::: EXERCISE DATA :::

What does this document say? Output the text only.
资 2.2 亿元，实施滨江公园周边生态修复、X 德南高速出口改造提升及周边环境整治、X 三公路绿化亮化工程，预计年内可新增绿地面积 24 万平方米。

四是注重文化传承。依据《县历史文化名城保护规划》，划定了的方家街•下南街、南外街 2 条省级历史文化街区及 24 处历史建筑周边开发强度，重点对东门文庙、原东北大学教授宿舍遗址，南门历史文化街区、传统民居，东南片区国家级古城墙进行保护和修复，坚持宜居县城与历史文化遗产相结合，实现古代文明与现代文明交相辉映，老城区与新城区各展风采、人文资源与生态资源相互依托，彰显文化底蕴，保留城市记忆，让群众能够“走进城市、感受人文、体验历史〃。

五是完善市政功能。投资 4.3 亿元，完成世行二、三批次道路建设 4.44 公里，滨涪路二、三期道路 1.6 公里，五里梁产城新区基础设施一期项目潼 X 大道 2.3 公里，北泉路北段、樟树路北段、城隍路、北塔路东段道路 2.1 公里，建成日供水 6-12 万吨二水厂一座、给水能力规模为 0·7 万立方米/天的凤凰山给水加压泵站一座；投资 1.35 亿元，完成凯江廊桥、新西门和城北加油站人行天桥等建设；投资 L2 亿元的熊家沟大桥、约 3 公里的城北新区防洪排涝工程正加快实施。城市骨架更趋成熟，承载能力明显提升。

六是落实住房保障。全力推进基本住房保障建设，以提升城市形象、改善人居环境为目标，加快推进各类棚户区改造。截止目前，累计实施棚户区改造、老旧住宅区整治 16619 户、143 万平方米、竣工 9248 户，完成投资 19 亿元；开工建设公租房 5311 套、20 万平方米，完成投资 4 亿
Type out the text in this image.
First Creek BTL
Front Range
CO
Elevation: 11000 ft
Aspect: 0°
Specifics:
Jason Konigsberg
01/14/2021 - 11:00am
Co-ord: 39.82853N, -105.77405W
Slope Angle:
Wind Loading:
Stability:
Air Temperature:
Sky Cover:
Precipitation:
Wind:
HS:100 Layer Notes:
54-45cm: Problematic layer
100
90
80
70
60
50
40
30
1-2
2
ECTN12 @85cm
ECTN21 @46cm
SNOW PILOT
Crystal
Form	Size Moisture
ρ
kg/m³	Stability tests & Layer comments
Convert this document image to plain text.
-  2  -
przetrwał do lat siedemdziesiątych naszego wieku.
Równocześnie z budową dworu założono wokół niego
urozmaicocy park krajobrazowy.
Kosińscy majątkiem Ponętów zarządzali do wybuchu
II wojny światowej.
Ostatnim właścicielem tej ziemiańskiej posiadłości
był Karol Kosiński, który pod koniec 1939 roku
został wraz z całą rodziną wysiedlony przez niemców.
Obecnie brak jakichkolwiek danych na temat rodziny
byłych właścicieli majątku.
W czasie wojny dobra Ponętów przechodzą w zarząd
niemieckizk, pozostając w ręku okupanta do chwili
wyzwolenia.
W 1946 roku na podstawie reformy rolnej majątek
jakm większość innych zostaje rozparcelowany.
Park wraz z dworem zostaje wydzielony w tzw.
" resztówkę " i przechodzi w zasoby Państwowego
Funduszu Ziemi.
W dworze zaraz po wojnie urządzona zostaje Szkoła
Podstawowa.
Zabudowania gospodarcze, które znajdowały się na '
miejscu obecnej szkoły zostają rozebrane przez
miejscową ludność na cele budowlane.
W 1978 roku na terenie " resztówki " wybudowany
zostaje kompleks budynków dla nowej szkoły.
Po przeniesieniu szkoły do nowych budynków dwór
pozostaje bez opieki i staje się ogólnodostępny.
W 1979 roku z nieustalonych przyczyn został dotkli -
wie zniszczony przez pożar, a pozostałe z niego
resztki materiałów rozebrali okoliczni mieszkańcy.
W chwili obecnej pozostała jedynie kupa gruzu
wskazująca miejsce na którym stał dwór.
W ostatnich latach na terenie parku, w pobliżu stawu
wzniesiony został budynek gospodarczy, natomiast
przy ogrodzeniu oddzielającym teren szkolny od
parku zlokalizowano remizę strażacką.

:::

Each entry above needs to be retyped exactly.

FULL RESPONSE =>
What does this document say? Output the text only.
资 2.2 亿元，实施滨江公园周边生态修复、X 德南高速出口改造提升及周边环境整治、X 三公路绿化亮化工程，预计年内可新增绿地面积 24 万平方米。

四是注重文化传承。依据《县历史文化名城保护规划》，划定了的方家街•下南街、南外街 2 条省级历史文化街区及 24 处历史建筑周边开发强度，重点对东门文庙、原东北大学教授宿舍遗址，南门历史文化街区、传统民居，东南片区国家级古城墙进行保护和修复，坚持宜居县城与历史文化遗产相结合，实现古代文明与现代文明交相辉映，老城区与新城区各展风采、人文资源与生态资源相互依托，彰显文化底蕴，保留城市记忆，让群众能够“走进城市、感受人文、体验历史〃。

五是完善市政功能。投资 4.3 亿元，完成世行二、三批次道路建设 4.44 公里，滨涪路二、三期道路 1.6 公里，五里梁产城新区基础设施一期项目潼 X 大道 2.3 公里，北泉路北段、樟树路北段、城隍路、北塔路东段道路 2.1 公里，建成日供水 6-12 万吨二水厂一座、给水能力规模为 0·7 万立方米/天的凤凰山给水加压泵站一座；投资 1.35 亿元，完成凯江廊桥、新西门和城北加油站人行天桥等建设；投资 L2 亿元的熊家沟大桥、约 3 公里的城北新区防洪排涝工程正加快实施。城市骨架更趋成熟，承载能力明显提升。

六是落实住房保障。全力推进基本住房保障建设，以提升城市形象、改善人居环境为目标，加快推进各类棚户区改造。截止目前，累计实施棚户区改造、老旧住宅区整治 16619 户、143 万平方米、竣工 9248 户，完成投资 19 亿元；开工建设公租房 5311 套、20 万平方米，完成投资 4 亿
Type out the text in this image.
First Creek BTL
Front Range
CO
Elevation: 11000 ft
Aspect: 0°
Specifics:
Jason Konigsberg
01/14/2021 - 11:00am
Co-ord: 39.82853N, -105.77405W
Slope Angle:
Wind Loading:
Stability:
Air Temperature:
Sky Cover:
Precipitation:
Wind:
HS:100 Layer Notes:
54-45cm: Problematic layer
100
90
80
70
60
50
40
30
1-2
2
ECTN12 @85cm
ECTN21 @46cm
SNOW PILOT
Crystal
Form	Size Moisture
ρ
kg/m³	Stability tests & Layer comments
Convert this document image to plain text.
-  2  -
przetrwał do lat siedemdziesiątych naszego wieku.
Równocześnie z budową dworu założono wokół niego
urozmaicocy park krajobrazowy.
Kosińscy majątkiem Ponętów zarządzali do wybuchu
II wojny światowej.
Ostatnim właścicielem tej ziemiańskiej posiadłości
był Karol Kosiński, który pod koniec 1939 roku
został wraz z całą rodziną wysiedlony przez niemców.
Obecnie brak jakichkolwiek danych na temat rodziny
byłych właścicieli majątku.
W czasie wojny dobra Ponętów przechodzą w zarząd
niemieckizk, pozostając w ręku okupanta do chwili
wyzwolenia.
W 1946 roku na podstawie reformy rolnej majątek
jakm większość innych zostaje rozparcelowany.
Park wraz z dworem zostaje wydzielony w tzw.
" resztówkę " i przechodzi w zasoby Państwowego
Funduszu Ziemi.
W dworze zaraz po wojnie urządzona zostaje Szkoła
Podstawowa.
Zabudowania gospodarcze, które znajdowały się na '
miejscu obecnej szkoły zostają rozebrane przez
miejscową ludność na cele budowlane.
W 1978 roku na terenie " resztówki " wybudowany
zostaje kompleks budynków dla nowej szkoły.
Po przeniesieniu szkoły do nowych budynków dwór
pozostaje bez opieki i staje się ogólnodostępny.
W 1979 roku z nieustalonych przyczyn został dotkli -
wie zniszczony przez pożar, a pozostałe z niego
resztki materiałów rozebrali okoliczni mieszkańcy.
W chwili obecnej pozostała jedynie kupa gruzu
wskazująca miejsce na którym stał dwór.
W ostatnich latach na terenie parku, w pobliżu stawu
wzniesiony został budynek gospodarczy, natomiast
przy ogrodzeniu oddzielającym teren szkolny od
parku zlokalizowano remizę strażacką.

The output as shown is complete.